REQUIRED TASK: Repeat the rows from the line that contains "List each element" through the line that contains "destination-rank-09: 09 上海: [714, 368, 864, 404]", copying each one character for character.
------ RECORDS SUPPLIED
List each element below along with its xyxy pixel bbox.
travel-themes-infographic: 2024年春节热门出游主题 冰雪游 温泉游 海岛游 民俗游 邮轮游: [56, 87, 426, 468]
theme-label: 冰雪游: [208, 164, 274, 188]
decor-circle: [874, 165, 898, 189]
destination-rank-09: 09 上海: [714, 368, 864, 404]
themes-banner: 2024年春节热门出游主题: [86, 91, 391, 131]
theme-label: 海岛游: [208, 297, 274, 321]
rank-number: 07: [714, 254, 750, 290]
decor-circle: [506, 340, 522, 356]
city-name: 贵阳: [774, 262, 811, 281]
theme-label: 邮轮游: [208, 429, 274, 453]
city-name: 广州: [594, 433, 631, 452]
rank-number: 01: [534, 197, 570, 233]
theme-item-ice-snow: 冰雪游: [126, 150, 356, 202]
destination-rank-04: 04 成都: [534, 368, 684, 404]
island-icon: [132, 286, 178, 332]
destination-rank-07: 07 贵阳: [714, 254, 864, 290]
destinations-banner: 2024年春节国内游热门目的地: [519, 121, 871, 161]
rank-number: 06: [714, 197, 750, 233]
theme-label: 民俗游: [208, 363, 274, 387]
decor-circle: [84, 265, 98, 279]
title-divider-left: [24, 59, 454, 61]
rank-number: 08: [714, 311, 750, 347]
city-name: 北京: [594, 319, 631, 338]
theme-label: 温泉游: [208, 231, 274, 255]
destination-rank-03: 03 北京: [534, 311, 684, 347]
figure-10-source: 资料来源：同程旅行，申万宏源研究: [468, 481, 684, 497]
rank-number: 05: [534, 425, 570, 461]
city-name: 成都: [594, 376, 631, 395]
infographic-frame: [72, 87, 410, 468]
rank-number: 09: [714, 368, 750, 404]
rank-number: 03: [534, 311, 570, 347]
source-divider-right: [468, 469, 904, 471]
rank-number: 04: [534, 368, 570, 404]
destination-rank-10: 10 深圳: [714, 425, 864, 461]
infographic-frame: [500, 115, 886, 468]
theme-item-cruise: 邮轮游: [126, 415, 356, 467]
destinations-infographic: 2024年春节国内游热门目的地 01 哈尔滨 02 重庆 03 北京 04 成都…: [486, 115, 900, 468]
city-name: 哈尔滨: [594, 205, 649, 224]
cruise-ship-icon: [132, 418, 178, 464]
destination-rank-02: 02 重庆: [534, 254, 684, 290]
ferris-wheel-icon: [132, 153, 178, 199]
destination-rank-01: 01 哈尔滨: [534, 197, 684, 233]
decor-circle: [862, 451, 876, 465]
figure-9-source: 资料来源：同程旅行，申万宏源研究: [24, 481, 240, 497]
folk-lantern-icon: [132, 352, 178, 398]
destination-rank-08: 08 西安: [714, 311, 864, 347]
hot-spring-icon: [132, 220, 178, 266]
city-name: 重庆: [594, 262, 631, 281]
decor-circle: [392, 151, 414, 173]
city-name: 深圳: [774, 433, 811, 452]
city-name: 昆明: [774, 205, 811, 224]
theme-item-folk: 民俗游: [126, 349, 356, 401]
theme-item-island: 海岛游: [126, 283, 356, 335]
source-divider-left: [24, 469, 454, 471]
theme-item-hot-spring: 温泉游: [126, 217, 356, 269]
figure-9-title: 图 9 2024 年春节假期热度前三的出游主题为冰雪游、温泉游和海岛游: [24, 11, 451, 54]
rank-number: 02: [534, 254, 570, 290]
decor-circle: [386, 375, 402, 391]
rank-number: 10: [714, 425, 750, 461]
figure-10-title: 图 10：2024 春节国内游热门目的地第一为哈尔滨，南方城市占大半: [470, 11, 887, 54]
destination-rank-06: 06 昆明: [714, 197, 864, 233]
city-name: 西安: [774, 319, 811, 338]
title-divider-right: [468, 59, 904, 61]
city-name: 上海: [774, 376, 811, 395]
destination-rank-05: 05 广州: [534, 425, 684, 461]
------------
------ RECORDS SUPPLIED
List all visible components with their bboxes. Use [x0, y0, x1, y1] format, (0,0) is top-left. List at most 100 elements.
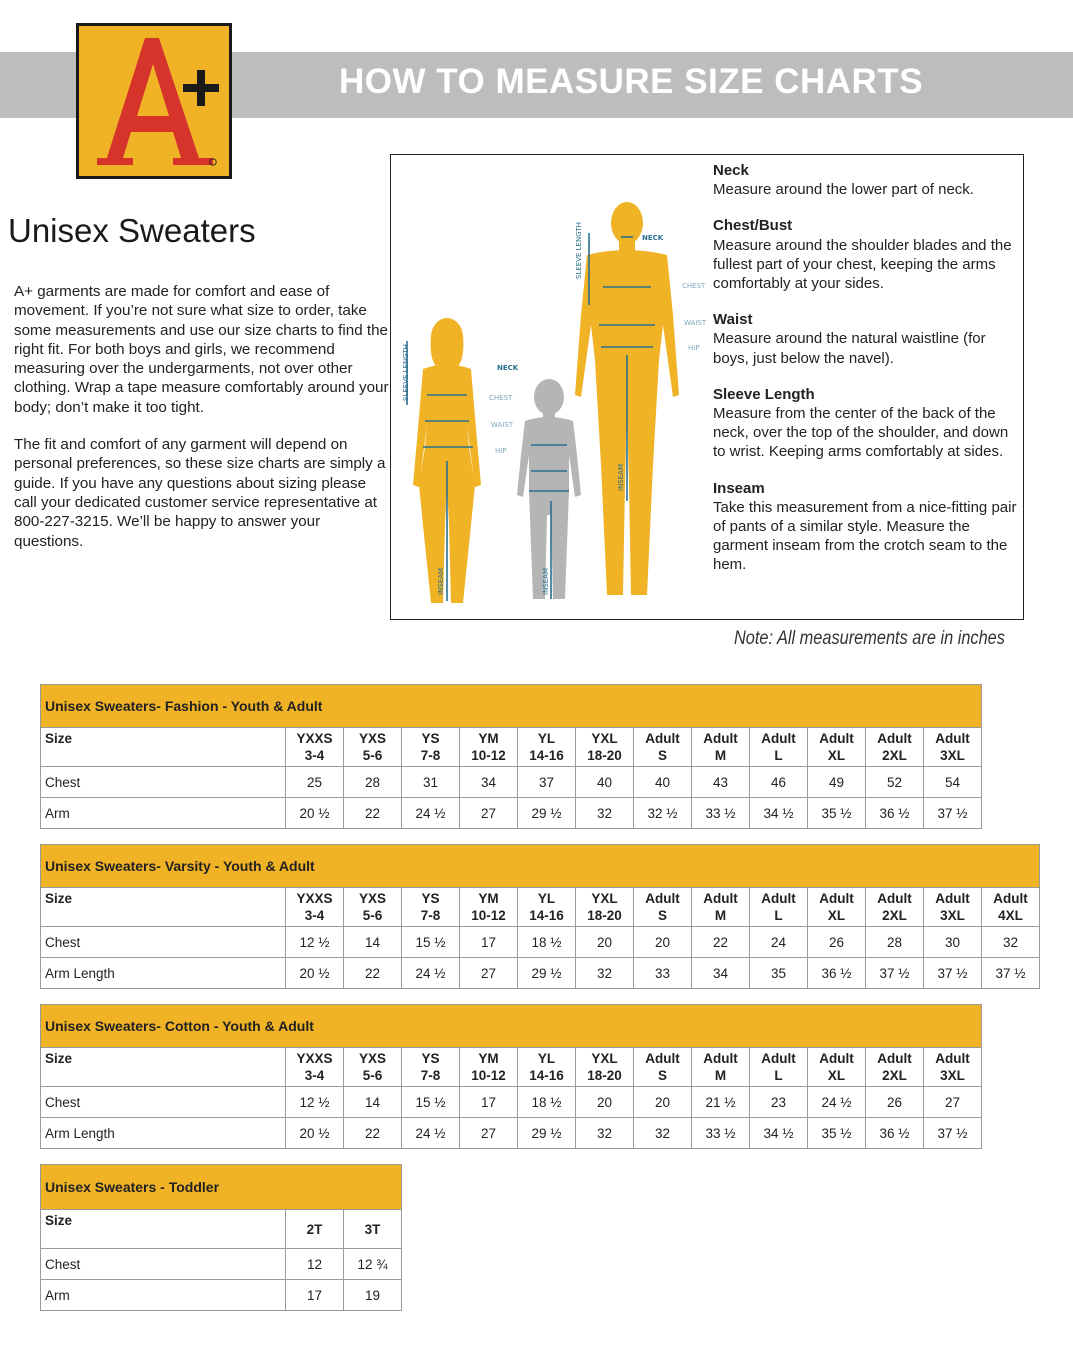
------------
------ RECORDS SUPPLIED
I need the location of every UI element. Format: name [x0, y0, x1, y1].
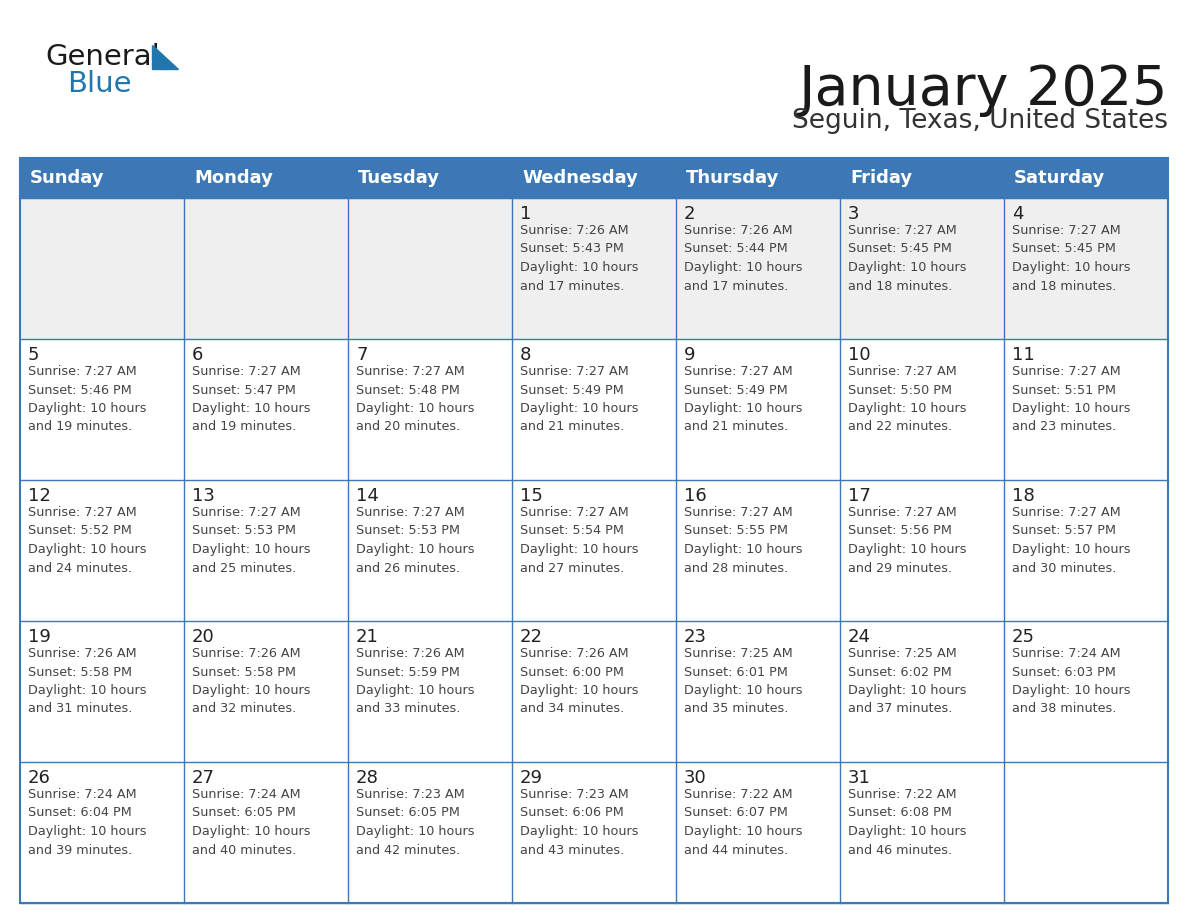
------------
THE SOLUTION:
List each element below along with its xyxy pixel bbox.
travel-themes-infographic: 2024年春节热门出游主题 冰雪游 温泉游 海岛游 民俗游 邮轮游: [56, 87, 426, 468]
theme-label: 冰雪游: [208, 164, 274, 188]
decor-circle: [874, 165, 898, 189]
destination-rank-09: 09 上海: [714, 368, 864, 404]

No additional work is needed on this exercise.